Exercise | Produce the listing below again, exactly as shown.

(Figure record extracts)
----
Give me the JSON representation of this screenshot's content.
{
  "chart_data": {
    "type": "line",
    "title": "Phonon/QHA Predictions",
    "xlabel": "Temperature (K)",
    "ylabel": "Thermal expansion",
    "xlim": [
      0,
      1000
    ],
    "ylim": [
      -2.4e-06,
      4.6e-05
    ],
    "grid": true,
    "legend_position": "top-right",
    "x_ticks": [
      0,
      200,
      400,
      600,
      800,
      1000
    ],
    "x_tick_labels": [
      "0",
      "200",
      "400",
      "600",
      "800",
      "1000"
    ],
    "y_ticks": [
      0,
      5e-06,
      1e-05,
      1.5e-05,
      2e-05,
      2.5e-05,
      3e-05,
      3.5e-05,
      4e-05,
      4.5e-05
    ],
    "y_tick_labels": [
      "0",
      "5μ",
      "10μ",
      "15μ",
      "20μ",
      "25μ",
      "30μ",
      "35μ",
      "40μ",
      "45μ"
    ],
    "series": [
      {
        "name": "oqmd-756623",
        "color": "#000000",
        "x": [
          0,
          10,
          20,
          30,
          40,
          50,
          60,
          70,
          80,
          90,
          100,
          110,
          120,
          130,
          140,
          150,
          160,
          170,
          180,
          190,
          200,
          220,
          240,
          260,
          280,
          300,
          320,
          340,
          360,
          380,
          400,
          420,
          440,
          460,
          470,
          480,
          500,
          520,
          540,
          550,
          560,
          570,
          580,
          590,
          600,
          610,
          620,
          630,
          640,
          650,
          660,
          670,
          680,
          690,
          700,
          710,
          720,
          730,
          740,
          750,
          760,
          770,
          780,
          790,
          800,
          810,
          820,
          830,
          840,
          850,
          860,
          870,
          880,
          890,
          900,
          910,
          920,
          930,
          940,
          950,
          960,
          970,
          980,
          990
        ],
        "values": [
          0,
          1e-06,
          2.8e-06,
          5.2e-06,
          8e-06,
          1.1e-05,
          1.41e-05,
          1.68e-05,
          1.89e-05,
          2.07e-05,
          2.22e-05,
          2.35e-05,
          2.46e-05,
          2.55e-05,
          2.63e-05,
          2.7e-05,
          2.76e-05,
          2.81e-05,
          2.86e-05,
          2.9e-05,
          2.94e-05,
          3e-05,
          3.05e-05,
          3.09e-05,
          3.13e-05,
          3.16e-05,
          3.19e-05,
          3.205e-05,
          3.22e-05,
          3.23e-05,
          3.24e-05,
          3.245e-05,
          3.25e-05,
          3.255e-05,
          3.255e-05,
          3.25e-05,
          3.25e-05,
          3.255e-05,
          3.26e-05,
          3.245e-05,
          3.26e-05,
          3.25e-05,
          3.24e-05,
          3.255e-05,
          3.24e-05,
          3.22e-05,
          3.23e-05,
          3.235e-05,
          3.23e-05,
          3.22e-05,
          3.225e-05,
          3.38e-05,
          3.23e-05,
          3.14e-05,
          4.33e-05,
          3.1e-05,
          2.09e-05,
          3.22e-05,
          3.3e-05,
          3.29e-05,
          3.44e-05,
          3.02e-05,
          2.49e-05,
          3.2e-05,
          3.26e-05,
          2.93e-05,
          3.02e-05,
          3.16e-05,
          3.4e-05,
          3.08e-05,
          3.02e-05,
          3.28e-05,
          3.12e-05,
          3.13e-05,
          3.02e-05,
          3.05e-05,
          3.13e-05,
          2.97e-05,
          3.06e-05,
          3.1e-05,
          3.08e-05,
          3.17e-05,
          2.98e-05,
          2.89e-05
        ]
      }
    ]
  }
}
----
Task solution |
Give me the JSON representation of this screenshot's content.
{
  "chart_data": {
    "type": "line",
    "title": "Phonon/QHA Predictions",
    "xlabel": "Temperature (K)",
    "ylabel": "Thermal expansion",
    "xlim": [
      0,
      1000
    ],
    "ylim": [
      -2.4e-06,
      4.6e-05
    ],
    "grid": true,
    "legend_position": "top-right",
    "x_ticks": [
      0,
      200,
      400,
      600,
      800,
      1000
    ],
    "x_tick_labels": [
      "0",
      "200",
      "400",
      "600",
      "800",
      "1000"
    ],
    "y_ticks": [
      0,
      5e-06,
      1e-05,
      1.5e-05,
      2e-05,
      2.5e-05,
      3e-05,
      3.5e-05,
      4e-05,
      4.5e-05
    ],
    "y_tick_labels": [
      "0",
      "5μ",
      "10μ",
      "15μ",
      "20μ",
      "25μ",
      "30μ",
      "35μ",
      "40μ",
      "45μ"
    ],
    "series": [
      {
        "name": "oqmd-756623",
        "color": "#000000",
        "x": [
          0,
          10,
          20,
          30,
          40,
          50,
          60,
          70,
          80,
          90,
          100,
          110,
          120,
          130,
          140,
          150,
          160,
          170,
          180,
          190,
          200,
          220,
          240,
          260,
          280,
          300,
          320,
          340,
          360,
          380,
          400,
          420,
          440,
          460,
          470,
          480,
          500,
          520,
          540,
          550,
          560,
          570,
          580,
          590,
          600,
          610,
          620,
          630,
          640,
          650,
          660,
          670,
          680,
          690,
          700,
          710,
          720,
          730,
          740,
          750,
          760,
          770,
          780,
          790,
          800,
          810,
          820,
          830,
          840,
          850,
          860,
          870,
          880,
          890,
          900,
          910,
          920,
          930,
          940,
          950,
          960,
          970,
          980,
          990
        ],
        "values": [
          0,
          1e-06,
          2.8e-06,
          5.2e-06,
          8e-06,
          1.1e-05,
          1.41e-05,
          1.68e-05,
          1.89e-05,
          2.07e-05,
          2.22e-05,
          2.35e-05,
          2.46e-05,
          2.55e-05,
          2.63e-05,
          2.7e-05,
          2.76e-05,
          2.81e-05,
          2.86e-05,
          2.9e-05,
          2.94e-05,
          3e-05,
          3.05e-05,
          3.09e-05,
          3.13e-05,
          3.16e-05,
          3.19e-05,
          3.205e-05,
          3.22e-05,
          3.23e-05,
          3.24e-05,
          3.245e-05,
          3.25e-05,
          3.255e-05,
          3.255e-05,
          3.25e-05,
          3.25e-05,
          3.255e-05,
          3.26e-05,
          3.245e-05,
          3.26e-05,
          3.25e-05,
          3.24e-05,
          3.255e-05,
          3.24e-05,
          3.22e-05,
          3.23e-05,
          3.235e-05,
          3.23e-05,
          3.22e-05,
          3.225e-05,
          3.38e-05,
          3.23e-05,
          3.14e-05,
          4.33e-05,
          3.1e-05,
          2.09e-05,
          3.22e-05,
          3.3e-05,
          3.29e-05,
          3.44e-05,
          3.02e-05,
          2.49e-05,
          3.2e-05,
          3.26e-05,
          2.93e-05,
          3.02e-05,
          3.16e-05,
          3.4e-05,
          3.08e-05,
          3.02e-05,
          3.28e-05,
          3.12e-05,
          3.13e-05,
          3.02e-05,
          3.05e-05,
          3.13e-05,
          2.97e-05,
          3.06e-05,
          3.1e-05,
          3.08e-05,
          3.17e-05,
          2.98e-05,
          2.89e-05
        ]
      }
    ]
  }
}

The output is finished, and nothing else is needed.